--- begin ---
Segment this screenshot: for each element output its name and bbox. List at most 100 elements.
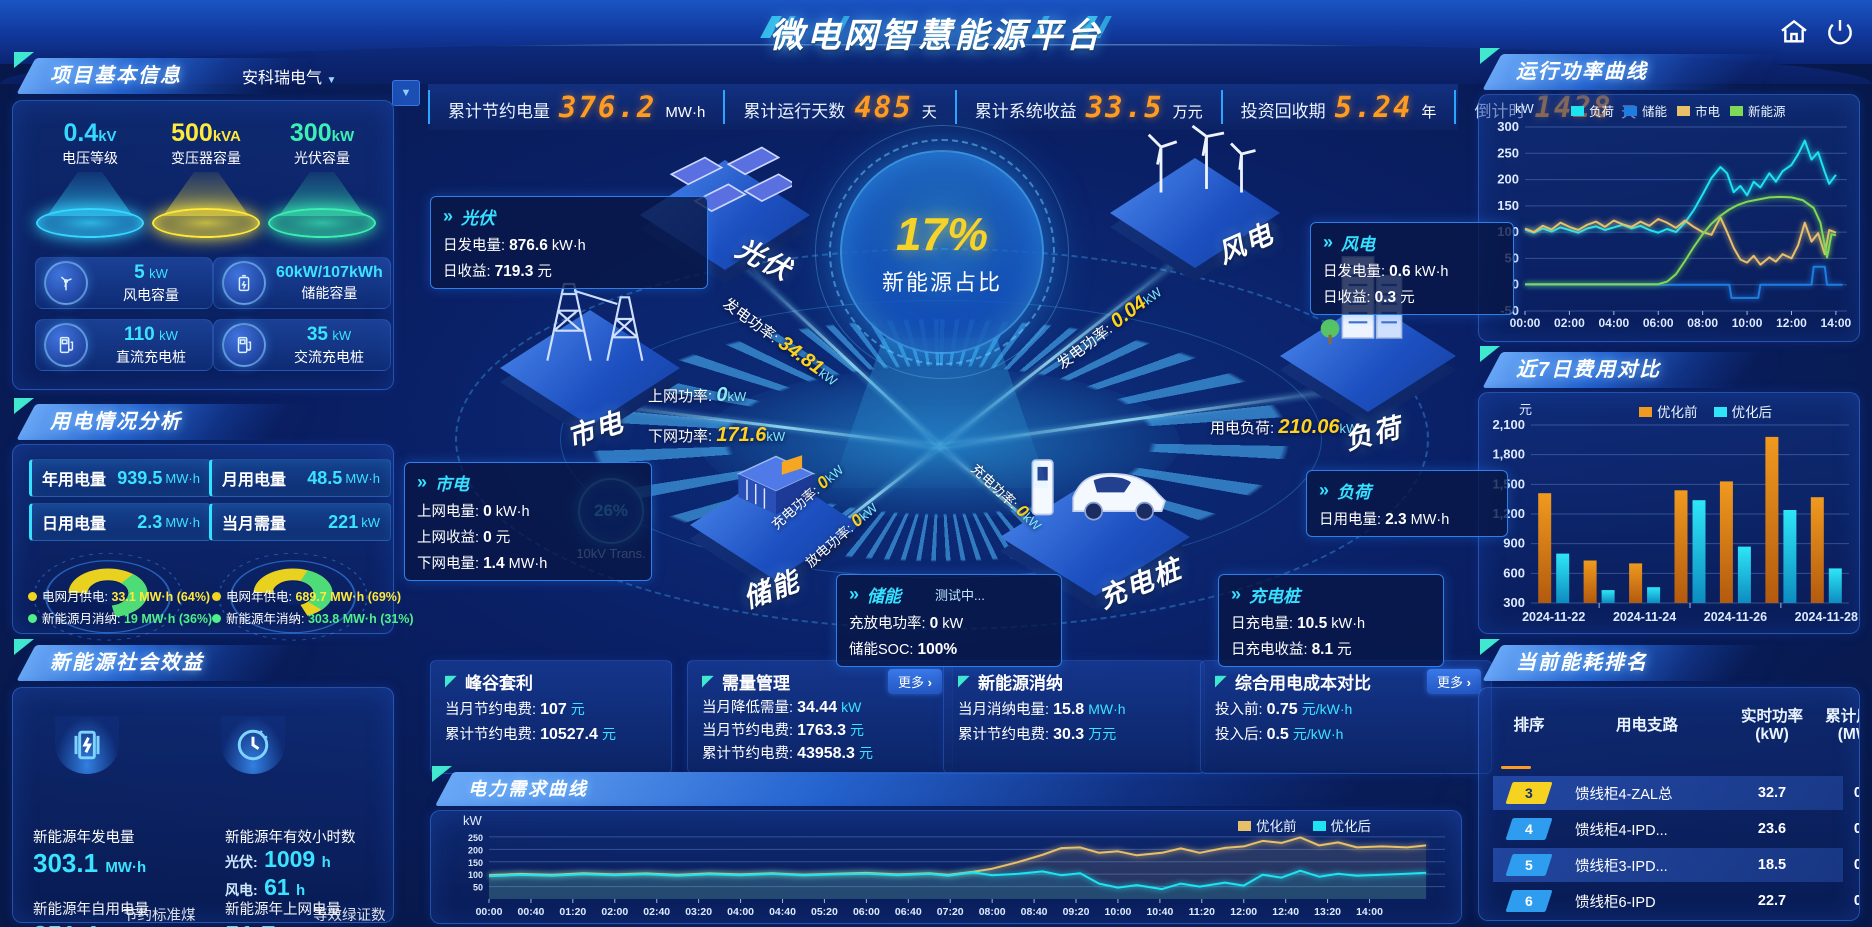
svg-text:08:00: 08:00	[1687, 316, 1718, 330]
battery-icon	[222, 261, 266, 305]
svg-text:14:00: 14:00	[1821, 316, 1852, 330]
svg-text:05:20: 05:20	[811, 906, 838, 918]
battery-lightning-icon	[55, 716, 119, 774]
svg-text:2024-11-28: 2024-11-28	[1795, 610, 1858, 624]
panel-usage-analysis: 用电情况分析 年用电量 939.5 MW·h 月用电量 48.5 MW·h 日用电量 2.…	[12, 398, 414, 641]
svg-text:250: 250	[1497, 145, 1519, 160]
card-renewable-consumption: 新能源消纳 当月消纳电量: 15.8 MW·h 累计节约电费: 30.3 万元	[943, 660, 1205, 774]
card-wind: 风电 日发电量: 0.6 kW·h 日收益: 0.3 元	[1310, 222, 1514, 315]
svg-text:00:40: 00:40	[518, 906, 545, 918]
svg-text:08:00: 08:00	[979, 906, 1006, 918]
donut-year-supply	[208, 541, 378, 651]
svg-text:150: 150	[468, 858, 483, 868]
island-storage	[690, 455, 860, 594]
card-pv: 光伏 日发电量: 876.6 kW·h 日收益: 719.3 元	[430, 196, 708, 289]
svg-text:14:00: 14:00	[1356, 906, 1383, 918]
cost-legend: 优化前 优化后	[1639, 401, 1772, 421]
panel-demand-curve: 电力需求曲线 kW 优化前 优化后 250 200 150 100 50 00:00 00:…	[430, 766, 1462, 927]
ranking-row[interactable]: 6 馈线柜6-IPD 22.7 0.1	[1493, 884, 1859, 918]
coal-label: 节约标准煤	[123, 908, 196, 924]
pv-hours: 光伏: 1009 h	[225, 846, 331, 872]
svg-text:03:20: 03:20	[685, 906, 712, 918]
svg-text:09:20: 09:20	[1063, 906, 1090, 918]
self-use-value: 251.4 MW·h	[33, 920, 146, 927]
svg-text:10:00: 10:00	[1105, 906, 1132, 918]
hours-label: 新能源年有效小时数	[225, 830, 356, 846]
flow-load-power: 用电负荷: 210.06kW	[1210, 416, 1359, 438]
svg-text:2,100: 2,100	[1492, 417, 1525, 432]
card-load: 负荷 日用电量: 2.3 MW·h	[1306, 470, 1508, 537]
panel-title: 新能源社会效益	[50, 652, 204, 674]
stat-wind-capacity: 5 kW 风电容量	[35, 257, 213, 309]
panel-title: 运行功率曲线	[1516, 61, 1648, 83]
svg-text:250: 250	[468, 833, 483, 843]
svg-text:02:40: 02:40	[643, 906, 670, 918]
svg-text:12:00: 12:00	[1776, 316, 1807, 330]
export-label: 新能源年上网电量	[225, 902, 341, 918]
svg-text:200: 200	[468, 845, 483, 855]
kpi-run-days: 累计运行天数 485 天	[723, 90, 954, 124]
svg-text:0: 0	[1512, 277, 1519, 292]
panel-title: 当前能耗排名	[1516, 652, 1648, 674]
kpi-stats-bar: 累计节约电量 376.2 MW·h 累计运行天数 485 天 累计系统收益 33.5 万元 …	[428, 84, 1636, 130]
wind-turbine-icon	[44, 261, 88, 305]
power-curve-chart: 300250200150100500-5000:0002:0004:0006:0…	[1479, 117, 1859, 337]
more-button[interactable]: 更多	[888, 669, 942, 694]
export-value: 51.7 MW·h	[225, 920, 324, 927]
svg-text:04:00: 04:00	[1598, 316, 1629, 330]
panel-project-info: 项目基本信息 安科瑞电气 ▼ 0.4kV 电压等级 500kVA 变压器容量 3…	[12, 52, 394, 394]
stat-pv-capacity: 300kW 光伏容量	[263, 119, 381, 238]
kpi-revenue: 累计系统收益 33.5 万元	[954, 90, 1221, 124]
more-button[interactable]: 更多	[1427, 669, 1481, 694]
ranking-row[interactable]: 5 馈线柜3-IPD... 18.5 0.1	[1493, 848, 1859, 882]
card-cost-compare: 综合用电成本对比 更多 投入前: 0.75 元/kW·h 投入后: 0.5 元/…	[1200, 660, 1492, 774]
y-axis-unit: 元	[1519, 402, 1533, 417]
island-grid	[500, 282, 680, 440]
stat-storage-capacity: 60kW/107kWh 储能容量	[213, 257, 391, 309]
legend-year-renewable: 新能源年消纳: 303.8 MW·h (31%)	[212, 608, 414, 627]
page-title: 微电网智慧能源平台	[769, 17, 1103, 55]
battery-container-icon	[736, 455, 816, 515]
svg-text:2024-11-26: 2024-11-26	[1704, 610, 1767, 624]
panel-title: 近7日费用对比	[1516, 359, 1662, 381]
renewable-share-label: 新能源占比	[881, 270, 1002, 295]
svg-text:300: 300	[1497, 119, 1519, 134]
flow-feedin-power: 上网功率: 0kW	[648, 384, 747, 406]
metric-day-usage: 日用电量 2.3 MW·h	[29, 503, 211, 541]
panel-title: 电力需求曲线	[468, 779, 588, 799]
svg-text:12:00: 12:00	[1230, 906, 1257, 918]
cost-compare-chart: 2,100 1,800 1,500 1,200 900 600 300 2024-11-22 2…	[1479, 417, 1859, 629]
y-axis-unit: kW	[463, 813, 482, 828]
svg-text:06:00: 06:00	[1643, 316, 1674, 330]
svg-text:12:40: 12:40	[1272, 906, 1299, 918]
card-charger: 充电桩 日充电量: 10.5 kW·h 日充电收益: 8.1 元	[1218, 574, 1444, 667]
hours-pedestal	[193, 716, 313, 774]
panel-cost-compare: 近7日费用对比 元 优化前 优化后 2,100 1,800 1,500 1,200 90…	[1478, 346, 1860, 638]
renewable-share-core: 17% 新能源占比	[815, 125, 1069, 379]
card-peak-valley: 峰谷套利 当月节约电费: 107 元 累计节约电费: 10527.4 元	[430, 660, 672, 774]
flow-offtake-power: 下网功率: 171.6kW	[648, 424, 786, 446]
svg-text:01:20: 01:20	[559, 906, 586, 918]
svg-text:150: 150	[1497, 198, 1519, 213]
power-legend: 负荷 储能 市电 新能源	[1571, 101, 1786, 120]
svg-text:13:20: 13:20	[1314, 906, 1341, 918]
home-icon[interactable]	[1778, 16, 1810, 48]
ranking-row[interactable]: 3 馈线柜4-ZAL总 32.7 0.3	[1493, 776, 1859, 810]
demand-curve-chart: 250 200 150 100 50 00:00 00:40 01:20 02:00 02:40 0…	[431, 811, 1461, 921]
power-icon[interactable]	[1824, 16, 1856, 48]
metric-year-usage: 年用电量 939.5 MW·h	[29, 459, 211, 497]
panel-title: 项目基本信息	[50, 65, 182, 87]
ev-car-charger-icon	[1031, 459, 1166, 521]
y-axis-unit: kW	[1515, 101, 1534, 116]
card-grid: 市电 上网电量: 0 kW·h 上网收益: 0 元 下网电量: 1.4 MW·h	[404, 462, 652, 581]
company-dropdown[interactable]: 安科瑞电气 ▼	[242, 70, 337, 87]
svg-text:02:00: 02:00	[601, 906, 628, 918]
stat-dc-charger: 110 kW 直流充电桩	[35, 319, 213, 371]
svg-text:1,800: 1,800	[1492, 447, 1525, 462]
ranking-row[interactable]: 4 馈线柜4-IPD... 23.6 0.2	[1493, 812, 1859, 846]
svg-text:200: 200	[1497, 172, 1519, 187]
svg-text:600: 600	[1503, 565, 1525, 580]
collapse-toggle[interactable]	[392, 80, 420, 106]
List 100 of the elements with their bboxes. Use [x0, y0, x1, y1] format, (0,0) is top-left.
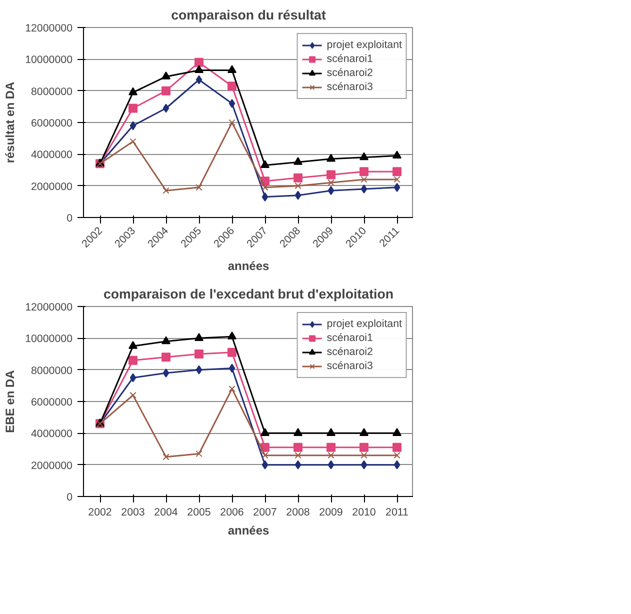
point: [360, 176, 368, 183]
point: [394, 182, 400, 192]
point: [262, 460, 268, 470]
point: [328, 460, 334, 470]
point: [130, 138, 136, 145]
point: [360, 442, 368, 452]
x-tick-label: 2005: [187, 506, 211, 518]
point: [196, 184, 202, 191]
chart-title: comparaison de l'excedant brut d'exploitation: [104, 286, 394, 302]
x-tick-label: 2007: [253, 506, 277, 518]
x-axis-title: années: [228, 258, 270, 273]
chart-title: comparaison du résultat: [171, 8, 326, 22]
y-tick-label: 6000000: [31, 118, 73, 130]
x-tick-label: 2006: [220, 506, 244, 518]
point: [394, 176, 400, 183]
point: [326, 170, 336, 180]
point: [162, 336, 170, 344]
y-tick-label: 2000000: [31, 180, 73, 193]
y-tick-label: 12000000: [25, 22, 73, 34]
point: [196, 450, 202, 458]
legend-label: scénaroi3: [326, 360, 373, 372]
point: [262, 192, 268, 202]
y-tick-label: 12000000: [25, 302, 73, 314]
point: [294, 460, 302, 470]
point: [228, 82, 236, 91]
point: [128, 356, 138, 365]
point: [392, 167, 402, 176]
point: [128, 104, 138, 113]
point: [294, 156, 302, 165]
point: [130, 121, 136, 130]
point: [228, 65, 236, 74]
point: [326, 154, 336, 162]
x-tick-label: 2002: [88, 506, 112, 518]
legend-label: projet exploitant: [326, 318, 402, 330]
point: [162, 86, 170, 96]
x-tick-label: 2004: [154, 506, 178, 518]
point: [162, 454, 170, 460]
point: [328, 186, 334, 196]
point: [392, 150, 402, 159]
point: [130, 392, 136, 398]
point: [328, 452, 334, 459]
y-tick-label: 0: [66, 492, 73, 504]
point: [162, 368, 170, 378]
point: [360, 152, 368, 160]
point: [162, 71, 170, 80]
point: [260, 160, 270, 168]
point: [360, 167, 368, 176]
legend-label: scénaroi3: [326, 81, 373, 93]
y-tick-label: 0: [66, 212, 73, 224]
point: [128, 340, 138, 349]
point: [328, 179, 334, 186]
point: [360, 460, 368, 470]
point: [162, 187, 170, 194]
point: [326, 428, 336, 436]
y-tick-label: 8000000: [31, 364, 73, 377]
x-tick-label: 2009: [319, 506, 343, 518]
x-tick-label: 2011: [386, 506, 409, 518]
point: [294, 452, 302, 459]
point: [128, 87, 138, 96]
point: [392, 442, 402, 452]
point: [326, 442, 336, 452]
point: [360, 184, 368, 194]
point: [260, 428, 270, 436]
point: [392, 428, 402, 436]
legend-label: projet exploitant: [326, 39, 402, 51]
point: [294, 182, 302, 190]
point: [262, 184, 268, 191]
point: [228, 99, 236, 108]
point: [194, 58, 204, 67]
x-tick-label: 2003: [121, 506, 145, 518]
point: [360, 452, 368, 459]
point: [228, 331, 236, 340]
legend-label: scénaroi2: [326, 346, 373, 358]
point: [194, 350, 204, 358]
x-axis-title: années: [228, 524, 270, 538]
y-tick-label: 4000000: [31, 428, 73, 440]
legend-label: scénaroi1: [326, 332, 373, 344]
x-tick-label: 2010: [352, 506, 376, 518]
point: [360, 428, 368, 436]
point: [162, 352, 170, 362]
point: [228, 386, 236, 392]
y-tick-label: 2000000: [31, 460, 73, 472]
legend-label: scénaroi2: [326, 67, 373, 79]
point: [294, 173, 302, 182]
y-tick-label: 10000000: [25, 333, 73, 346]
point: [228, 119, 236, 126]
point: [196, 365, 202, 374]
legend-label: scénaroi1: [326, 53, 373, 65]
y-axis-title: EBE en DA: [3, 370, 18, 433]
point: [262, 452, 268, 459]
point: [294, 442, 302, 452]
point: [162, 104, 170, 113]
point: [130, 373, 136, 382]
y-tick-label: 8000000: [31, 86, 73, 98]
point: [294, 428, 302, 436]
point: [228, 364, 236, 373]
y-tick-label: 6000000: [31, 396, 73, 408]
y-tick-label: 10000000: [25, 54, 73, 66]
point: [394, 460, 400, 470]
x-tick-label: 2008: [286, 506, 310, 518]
--- end ---
**Stated task:** Rewrite the rows starting with the line containing "point: [360, 176, 368, 183]" and going on through the line containing "x-axis-title: années: [228, 258, 270, 273]", with "x-tick-label" changed to "year-label" and all else left as is.

**Solution to this problem:**
point: [360, 176, 368, 183]
point: [394, 182, 400, 192]
point: [262, 460, 268, 470]
point: [328, 460, 334, 470]
point: [130, 138, 136, 145]
point: [360, 442, 368, 452]
year-label: 2005: [187, 506, 211, 518]
point: [196, 184, 202, 191]
chart-title: comparaison de l'excedant brut d'exploitation: [104, 286, 394, 302]
year-label: 2007: [253, 506, 277, 518]
x-axis-title: années: [228, 258, 270, 273]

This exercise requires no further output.